> [TRECHO DO DOCUMENTO]
##########

A nova interpretação do § 6° do Art. 62 da Constituição

Na última sexta-feira (27/03/2009), o Ministro do Supremo Tribunal Federal, Celso de Mello, em decisão monocrática, ressaltou:

 

“Na realidade, a deliberação ora questionada busca reequilibrar as relações institucionais entre a Presidência da República e o Congresso Nacional, fazendo-o mediante interpretação que destaca o caráter fundamental que assume, em nossa organização política, o princípio da divisão funcional do poder (…)

A interpretação dada pelo Senhor Presidente da Câmara dos Deputados ao § 6º do art. 62 da Constituição da República, ao contrário, apoiada em estrita construção de ordem jurídica, cujos fundamentos repousam no postulado da separação de poderes, teria, aparentemente, a virtude de fazer instaurar, no âmbito da Câmara dos Deputados, verdadeira práxis libertadora do desempenho, por essa Casa do Congresso Nacional, da função primária que, histórica e institucionalmente, sempre lhe pertenceu: a função de legislar” (grifos no original).

 

O caso

 

Para entender bem o caso: a norma do § 6º do Art. 62 da Constituição Federal estabelece expressamente que “Se a medida provisória não for apreciada em até quarenta e cinco dias contados de sua publicação entrará em regime de urgência, subseqüentemente, em cada uma das Casas do Congresso Nacional, ficando sobrestadas, até que se ultime a votação, todas as demais deliberações legislativas da Casa em que estiver tramitando”.

##########

> [MATERIAL FORNECIDO]
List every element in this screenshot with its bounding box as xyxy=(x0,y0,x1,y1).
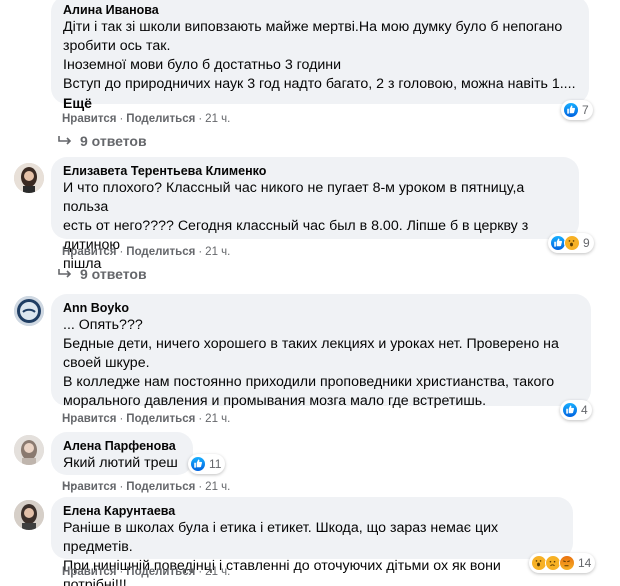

##########

> [OBJETIVO 1] Como você resumiria em duas frases o trecho sobre o § 6º do art. 62 da Constituição?
> [OBJETIVO 2] Transcreva do trecho sobre o § 6º do art. 62 a parte entre "A nova interpretação" e "do poder (…)", inclusive.
Estas linhas não são necessárias para nada do que se pede.

> [SOLUÇÃO COMPLETA 1] Em decisão monocrática de 27/03/2009, o ministro do Supremo Tribunal Federal Celso de Mello ressaltou que a deliberação questionada busca reequilibrar as relações institucionais entre a Presidência da República e o Congresso Nacional. Segundo ele, a interpretação dada pelo presidente da Câmara dos Deputados ao § 6º do art. 62, que determina o regime de urgência e o sobrestamento das demais deliberações legislativas quando a medida provisória não é apreciada em até quarenta e cinco dias, teria aparentemente a virtude de liberar a Câmara para exercer sua função primária de legislar.

> [SOLUÇÃO COMPLETA 2]
A nova interpretação do § 6° do Art. 62 da Constituição

Na última sexta-feira (27/03/2009), o Ministro do Supremo Tribunal Federal, Celso de Mello, em decisão monocrática, ressaltou:

 

“Na realidade, a deliberação ora questionada busca reequilibrar as relações institucionais entre a Presidência da República e o Congresso Nacional, fazendo-o mediante interpretação que destaca o caráter fundamental que assume, em nossa organização política, o princípio da divisão funcional do poder (…)